> _Exercise_:
Reproduce the rows verbatim, starting with the first row and ending with the row that contains "- y-axis-title: GDP", with both of those rows included.

> _Dataset excerpts_:

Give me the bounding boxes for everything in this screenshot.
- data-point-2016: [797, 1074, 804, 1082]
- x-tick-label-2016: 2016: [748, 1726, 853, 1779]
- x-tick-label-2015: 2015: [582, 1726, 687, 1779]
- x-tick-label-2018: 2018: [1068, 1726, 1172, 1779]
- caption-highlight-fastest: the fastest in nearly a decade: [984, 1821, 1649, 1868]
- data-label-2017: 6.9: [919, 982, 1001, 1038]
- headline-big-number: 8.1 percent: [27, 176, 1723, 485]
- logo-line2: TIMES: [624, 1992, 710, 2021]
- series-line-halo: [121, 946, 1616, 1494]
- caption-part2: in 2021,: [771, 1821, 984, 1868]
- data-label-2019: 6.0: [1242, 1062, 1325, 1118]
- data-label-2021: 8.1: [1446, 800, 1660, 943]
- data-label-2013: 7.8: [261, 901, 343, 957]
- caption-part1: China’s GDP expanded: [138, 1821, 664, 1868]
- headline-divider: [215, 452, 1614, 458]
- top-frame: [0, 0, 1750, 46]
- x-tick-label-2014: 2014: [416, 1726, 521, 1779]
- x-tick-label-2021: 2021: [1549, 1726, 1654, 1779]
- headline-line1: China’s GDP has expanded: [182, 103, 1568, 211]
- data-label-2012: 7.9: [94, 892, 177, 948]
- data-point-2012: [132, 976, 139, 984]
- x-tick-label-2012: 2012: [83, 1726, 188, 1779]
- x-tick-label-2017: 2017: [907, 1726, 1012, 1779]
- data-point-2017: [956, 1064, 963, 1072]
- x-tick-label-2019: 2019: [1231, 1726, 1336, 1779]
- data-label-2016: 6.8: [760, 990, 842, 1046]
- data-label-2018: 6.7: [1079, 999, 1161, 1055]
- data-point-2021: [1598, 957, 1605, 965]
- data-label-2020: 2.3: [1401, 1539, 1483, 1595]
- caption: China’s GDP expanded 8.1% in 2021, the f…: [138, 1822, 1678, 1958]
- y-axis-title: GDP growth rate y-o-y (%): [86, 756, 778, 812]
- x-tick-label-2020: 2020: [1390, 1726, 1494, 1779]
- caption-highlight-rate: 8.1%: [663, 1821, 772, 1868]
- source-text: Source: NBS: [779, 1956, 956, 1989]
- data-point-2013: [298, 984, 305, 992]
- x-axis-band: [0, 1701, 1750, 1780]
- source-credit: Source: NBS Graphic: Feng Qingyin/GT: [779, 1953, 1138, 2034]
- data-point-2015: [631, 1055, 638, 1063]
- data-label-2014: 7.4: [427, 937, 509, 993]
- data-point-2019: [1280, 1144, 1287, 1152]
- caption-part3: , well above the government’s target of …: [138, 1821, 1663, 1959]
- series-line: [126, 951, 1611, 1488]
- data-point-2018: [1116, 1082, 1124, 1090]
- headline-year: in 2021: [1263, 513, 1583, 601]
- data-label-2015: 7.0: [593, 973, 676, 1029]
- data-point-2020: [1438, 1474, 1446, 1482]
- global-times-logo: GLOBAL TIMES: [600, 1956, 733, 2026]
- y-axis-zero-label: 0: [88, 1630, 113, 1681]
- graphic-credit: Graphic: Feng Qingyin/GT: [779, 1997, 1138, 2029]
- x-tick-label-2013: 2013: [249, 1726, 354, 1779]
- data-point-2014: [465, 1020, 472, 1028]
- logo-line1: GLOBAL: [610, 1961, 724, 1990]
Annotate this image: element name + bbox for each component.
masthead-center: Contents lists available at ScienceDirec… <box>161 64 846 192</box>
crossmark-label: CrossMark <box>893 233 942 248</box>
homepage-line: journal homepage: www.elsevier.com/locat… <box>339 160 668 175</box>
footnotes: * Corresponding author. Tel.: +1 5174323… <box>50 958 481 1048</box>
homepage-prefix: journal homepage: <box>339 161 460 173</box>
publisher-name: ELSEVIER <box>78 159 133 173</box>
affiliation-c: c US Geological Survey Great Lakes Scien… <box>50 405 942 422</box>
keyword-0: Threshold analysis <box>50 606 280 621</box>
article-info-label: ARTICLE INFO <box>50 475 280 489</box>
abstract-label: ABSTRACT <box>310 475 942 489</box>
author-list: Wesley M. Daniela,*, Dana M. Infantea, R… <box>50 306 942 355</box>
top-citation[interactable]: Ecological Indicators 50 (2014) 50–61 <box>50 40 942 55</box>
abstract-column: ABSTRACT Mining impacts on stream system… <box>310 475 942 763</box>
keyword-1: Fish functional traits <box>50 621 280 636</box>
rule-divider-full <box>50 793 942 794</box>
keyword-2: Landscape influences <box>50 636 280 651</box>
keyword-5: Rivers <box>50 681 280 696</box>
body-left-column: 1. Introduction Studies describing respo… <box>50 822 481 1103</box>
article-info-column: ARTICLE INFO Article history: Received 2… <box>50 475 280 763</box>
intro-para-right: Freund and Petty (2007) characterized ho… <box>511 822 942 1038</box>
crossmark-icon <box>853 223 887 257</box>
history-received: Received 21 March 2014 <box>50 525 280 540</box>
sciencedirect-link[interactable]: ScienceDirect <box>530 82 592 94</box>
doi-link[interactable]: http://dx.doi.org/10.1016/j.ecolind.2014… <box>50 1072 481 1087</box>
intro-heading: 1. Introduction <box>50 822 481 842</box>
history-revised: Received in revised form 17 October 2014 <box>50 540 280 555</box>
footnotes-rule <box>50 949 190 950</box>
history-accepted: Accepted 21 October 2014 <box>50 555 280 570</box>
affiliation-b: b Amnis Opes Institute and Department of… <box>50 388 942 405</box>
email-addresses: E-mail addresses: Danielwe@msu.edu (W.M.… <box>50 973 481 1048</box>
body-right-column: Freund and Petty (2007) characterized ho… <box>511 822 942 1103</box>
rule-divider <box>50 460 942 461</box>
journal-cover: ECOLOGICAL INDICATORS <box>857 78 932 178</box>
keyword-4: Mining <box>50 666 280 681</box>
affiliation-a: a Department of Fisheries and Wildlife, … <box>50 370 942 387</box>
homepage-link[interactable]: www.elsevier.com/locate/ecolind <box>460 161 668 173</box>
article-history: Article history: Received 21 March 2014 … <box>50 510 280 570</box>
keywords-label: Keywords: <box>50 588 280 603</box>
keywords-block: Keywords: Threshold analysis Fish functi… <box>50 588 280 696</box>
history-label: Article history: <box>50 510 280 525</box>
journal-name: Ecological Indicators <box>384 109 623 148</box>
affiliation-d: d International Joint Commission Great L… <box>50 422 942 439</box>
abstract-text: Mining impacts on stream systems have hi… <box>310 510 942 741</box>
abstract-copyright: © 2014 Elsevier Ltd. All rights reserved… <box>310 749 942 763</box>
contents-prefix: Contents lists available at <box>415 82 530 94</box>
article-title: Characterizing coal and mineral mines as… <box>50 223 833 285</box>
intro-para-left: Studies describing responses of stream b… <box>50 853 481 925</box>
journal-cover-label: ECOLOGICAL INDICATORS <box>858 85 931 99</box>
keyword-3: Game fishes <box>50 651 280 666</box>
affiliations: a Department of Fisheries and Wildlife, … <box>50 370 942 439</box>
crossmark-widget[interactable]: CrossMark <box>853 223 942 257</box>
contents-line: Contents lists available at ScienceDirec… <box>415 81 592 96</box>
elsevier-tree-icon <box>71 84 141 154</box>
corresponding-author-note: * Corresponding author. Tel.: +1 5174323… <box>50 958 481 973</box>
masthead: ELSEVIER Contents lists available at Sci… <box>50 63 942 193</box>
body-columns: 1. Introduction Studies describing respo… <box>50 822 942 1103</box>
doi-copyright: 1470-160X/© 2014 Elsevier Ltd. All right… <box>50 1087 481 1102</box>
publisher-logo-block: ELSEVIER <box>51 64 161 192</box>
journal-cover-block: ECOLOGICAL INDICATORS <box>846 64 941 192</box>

> _Task output_:
Give me the bounding boxes for everything in this screenshot.
- data-point-2016: [797, 1074, 804, 1082]
- x-tick-label-2016: 2016: [748, 1726, 853, 1779]
- x-tick-label-2015: 2015: [582, 1726, 687, 1779]
- x-tick-label-2018: 2018: [1068, 1726, 1172, 1779]
- caption-highlight-fastest: the fastest in nearly a decade: [984, 1821, 1649, 1868]
- data-label-2017: 6.9: [919, 982, 1001, 1038]
- headline-big-number: 8.1 percent: [27, 176, 1723, 485]
- logo-line2: TIMES: [624, 1992, 710, 2021]
- series-line-halo: [121, 946, 1616, 1494]
- caption-part2: in 2021,: [771, 1821, 984, 1868]
- data-label-2019: 6.0: [1242, 1062, 1325, 1118]
- data-label-2021: 8.1: [1446, 800, 1660, 943]
- data-label-2013: 7.8: [261, 901, 343, 957]
- caption-part1: China’s GDP expanded: [138, 1821, 664, 1868]
- headline-divider: [215, 452, 1614, 458]
- top-frame: [0, 0, 1750, 46]
- x-tick-label-2014: 2014: [416, 1726, 521, 1779]
- x-tick-label-2021: 2021: [1549, 1726, 1654, 1779]
- headline-line1: China’s GDP has expanded: [182, 103, 1568, 211]
- data-label-2012: 7.9: [94, 892, 177, 948]
- data-point-2012: [132, 976, 139, 984]
- x-tick-label-2012: 2012: [83, 1726, 188, 1779]
- x-tick-label-2017: 2017: [907, 1726, 1012, 1779]
- data-point-2017: [956, 1064, 963, 1072]
- x-tick-label-2019: 2019: [1231, 1726, 1336, 1779]
- data-label-2016: 6.8: [760, 990, 842, 1046]
- data-label-2018: 6.7: [1079, 999, 1161, 1055]
- data-point-2021: [1598, 957, 1605, 965]
- data-label-2020: 2.3: [1401, 1539, 1483, 1595]
- caption: China’s GDP expanded 8.1% in 2021, the f…: [138, 1822, 1678, 1958]
- y-axis-title: GDP growth rate y-o-y (%): [86, 756, 778, 812]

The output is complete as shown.